| Aim of the exercise |
The entries below are to be transcribed in full, without their images.

| Records supplied |
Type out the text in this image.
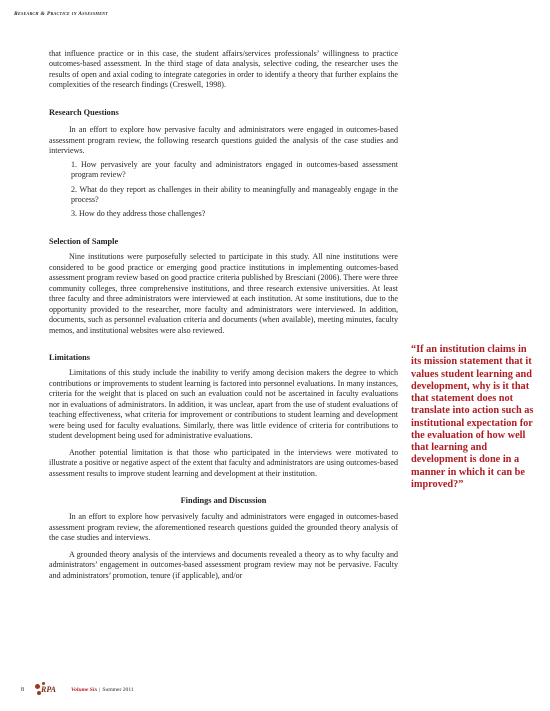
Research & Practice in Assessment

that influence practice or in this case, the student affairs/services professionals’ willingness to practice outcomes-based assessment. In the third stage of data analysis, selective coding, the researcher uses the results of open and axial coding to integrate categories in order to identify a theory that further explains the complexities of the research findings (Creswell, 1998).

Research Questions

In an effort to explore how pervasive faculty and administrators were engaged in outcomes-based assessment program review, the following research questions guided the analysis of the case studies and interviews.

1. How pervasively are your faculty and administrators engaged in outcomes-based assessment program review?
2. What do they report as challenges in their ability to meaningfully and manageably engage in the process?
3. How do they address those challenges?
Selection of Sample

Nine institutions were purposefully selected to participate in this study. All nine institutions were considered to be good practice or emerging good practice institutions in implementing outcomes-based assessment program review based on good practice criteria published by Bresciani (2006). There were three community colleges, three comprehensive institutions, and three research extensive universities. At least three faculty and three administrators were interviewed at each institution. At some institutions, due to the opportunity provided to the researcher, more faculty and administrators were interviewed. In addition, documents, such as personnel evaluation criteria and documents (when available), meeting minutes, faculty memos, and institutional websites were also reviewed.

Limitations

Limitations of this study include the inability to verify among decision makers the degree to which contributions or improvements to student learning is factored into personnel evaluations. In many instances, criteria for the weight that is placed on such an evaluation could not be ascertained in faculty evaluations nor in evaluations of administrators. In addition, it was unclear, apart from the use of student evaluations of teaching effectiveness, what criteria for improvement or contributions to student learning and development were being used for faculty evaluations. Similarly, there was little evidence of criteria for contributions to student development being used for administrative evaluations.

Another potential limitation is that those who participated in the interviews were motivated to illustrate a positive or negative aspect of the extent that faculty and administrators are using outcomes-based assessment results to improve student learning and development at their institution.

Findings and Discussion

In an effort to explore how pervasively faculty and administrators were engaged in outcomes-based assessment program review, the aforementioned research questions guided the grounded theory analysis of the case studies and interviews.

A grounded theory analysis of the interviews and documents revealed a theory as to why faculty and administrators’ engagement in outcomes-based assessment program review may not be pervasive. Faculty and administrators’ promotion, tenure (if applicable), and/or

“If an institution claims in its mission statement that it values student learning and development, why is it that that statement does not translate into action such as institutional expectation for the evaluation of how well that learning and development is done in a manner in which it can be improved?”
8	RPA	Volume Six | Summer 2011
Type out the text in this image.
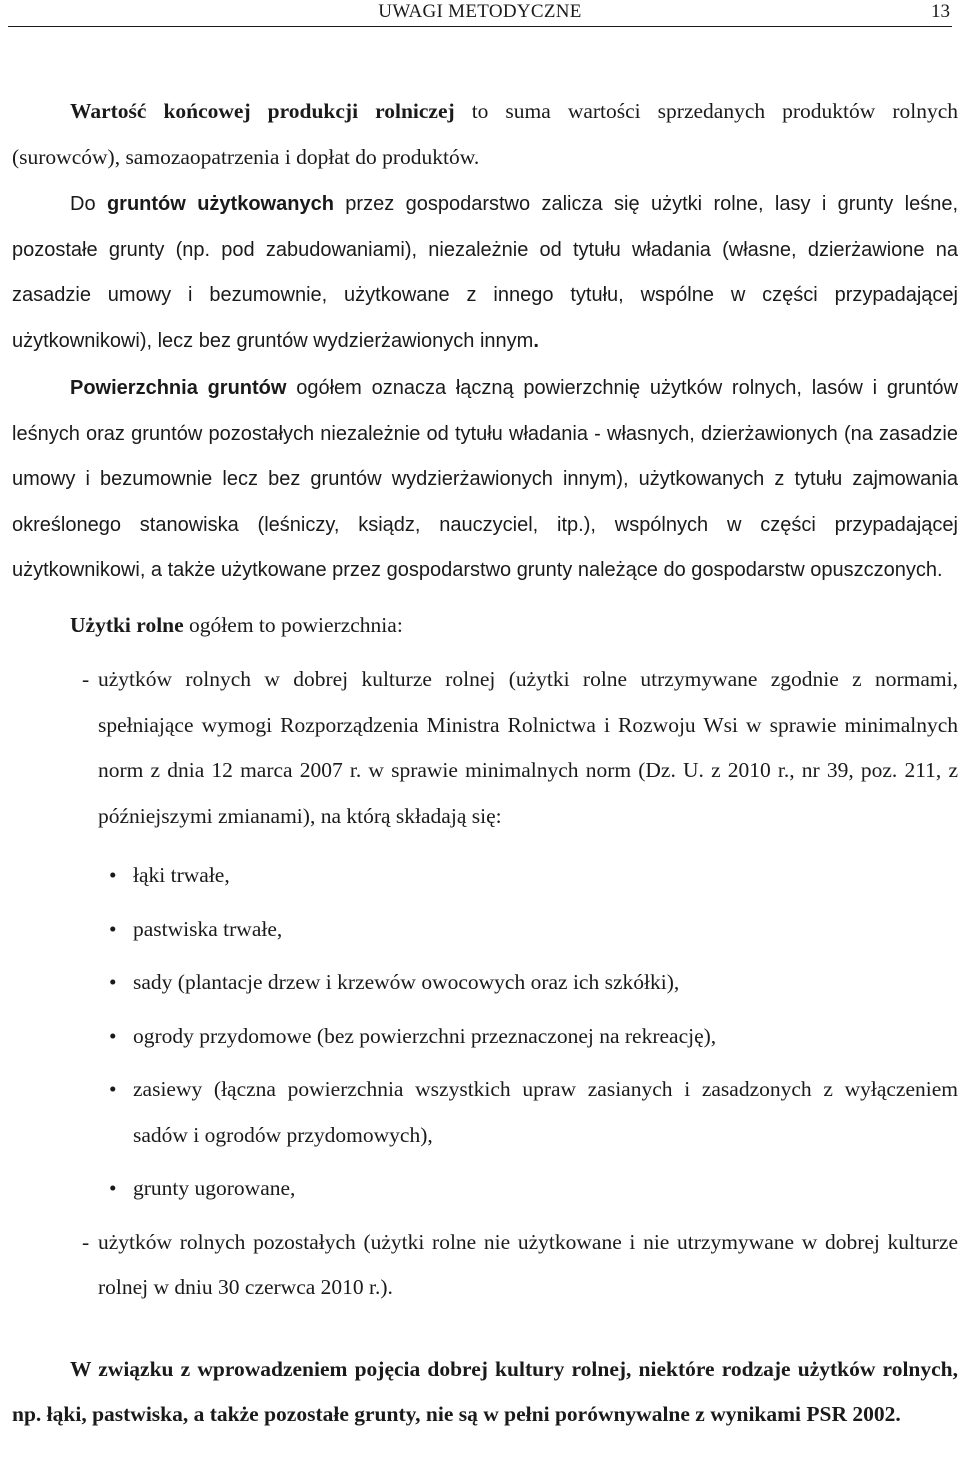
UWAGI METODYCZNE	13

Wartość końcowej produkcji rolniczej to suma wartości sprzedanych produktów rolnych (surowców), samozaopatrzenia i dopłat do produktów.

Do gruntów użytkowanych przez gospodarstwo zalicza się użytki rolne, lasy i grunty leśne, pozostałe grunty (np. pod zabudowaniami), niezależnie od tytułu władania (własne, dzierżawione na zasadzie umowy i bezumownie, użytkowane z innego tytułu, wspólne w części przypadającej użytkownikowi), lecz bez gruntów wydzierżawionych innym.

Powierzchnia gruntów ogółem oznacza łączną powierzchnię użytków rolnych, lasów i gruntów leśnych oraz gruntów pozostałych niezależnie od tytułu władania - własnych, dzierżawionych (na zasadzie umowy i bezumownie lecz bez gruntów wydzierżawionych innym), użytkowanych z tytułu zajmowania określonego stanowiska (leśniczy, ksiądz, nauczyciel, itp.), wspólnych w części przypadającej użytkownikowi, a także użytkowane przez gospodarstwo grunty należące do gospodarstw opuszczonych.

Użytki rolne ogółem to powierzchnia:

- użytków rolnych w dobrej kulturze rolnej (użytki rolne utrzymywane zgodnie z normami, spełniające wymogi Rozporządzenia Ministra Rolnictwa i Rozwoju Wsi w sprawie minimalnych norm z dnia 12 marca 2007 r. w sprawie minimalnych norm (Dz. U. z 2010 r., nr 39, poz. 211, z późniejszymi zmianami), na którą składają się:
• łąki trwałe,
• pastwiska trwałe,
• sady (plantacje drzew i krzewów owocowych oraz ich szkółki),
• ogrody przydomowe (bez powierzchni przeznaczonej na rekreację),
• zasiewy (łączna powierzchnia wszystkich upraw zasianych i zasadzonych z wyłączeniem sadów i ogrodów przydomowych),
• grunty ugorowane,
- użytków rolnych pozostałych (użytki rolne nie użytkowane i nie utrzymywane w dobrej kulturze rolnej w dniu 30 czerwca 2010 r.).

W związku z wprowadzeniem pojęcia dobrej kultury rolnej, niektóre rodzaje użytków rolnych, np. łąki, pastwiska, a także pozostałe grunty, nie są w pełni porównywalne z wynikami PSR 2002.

| Problem solution |
Type out the text in this image.
Research & Practice in Assessment

that influence practice or in this case, the student affairs/services professionals’ willingness to practice outcomes-based assessment. In the third stage of data analysis, selective coding, the researcher uses the results of open and axial coding to integrate categories in order to identify a theory that further explains the complexities of the research findings (Creswell, 1998).

Research Questions

In an effort to explore how pervasive faculty and administrators were engaged in outcomes-based assessment program review, the following research questions guided the analysis of the case studies and interviews.

1. How pervasively are your faculty and administrators engaged in outcomes-based assessment program review?
2. What do they report as challenges in their ability to meaningfully and manageably engage in the process?
3. How do they address those challenges?
Selection of Sample

Nine institutions were purposefully selected to participate in this study. All nine institutions were considered to be good practice or emerging good practice institutions in implementing outcomes-based assessment program review based on good practice criteria published by Bresciani (2006). There were three community colleges, three comprehensive institutions, and three research extensive universities. At least three faculty and three administrators were interviewed at each institution. At some institutions, due to the opportunity provided to the researcher, more faculty and administrators were interviewed. In addition, documents, such as personnel evaluation criteria and documents (when available), meeting minutes, faculty memos, and institutional websites were also reviewed.

Limitations

Limitations of this study include the inability to verify among decision makers the degree to which contributions or improvements to student learning is factored into personnel evaluations. In many instances, criteria for the weight that is placed on such an evaluation could not be ascertained in faculty evaluations nor in evaluations of administrators. In addition, it was unclear, apart from the use of student evaluations of teaching effectiveness, what criteria for improvement or contributions to student learning and development were being used for faculty evaluations. Similarly, there was little evidence of criteria for contributions to student development being used for administrative evaluations.

Another potential limitation is that those who participated in the interviews were motivated to illustrate a positive or negative aspect of the extent that faculty and administrators are using outcomes-based assessment results to improve student learning and development at their institution.

Findings and Discussion

In an effort to explore how pervasively faculty and administrators were engaged in outcomes-based assessment program review, the aforementioned research questions guided the grounded theory analysis of the case studies and interviews.

A grounded theory analysis of the interviews and documents revealed a theory as to why faculty and administrators’ engagement in outcomes-based assessment program review may not be pervasive. Faculty and administrators’ promotion, tenure (if applicable), and/or

“If an institution claims in its mission statement that it values student learning and development, why is it that that statement does not translate into action such as institutional expectation for the evaluation of how well that learning and development is done in a manner in which it can be improved?”
8	RPA	Volume Six | Summer 2011
Type out the text in this image.
UWAGI METODYCZNE	13

Wartość końcowej produkcji rolniczej to suma wartości sprzedanych produktów rolnych (surowców), samozaopatrzenia i dopłat do produktów.

Do gruntów użytkowanych przez gospodarstwo zalicza się użytki rolne, lasy i grunty leśne, pozostałe grunty (np. pod zabudowaniami), niezależnie od tytułu władania (własne, dzierżawione na zasadzie umowy i bezumownie, użytkowane z innego tytułu, wspólne w części przypadającej użytkownikowi), lecz bez gruntów wydzierżawionych innym.

Powierzchnia gruntów ogółem oznacza łączną powierzchnię użytków rolnych, lasów i gruntów leśnych oraz gruntów pozostałych niezależnie od tytułu władania - własnych, dzierżawionych (na zasadzie umowy i bezumownie lecz bez gruntów wydzierżawionych innym), użytkowanych z tytułu zajmowania określonego stanowiska (leśniczy, ksiądz, nauczyciel, itp.), wspólnych w części przypadającej użytkownikowi, a także użytkowane przez gospodarstwo grunty należące do gospodarstw opuszczonych.

Użytki rolne ogółem to powierzchnia:

- użytków rolnych w dobrej kulturze rolnej (użytki rolne utrzymywane zgodnie z normami, spełniające wymogi Rozporządzenia Ministra Rolnictwa i Rozwoju Wsi w sprawie minimalnych norm z dnia 12 marca 2007 r. w sprawie minimalnych norm (Dz. U. z 2010 r., nr 39, poz. 211, z późniejszymi zmianami), na którą składają się:
• łąki trwałe,
• pastwiska trwałe,
• sady (plantacje drzew i krzewów owocowych oraz ich szkółki),
• ogrody przydomowe (bez powierzchni przeznaczonej na rekreację),
• zasiewy (łączna powierzchnia wszystkich upraw zasianych i zasadzonych z wyłączeniem sadów i ogrodów przydomowych),
• grunty ugorowane,
- użytków rolnych pozostałych (użytki rolne nie użytkowane i nie utrzymywane w dobrej kulturze rolnej w dniu 30 czerwca 2010 r.).

W związku z wprowadzeniem pojęcia dobrej kultury rolnej, niektóre rodzaje użytków rolnych, np. łąki, pastwiska, a także pozostałe grunty, nie są w pełni porównywalne z wynikami PSR 2002.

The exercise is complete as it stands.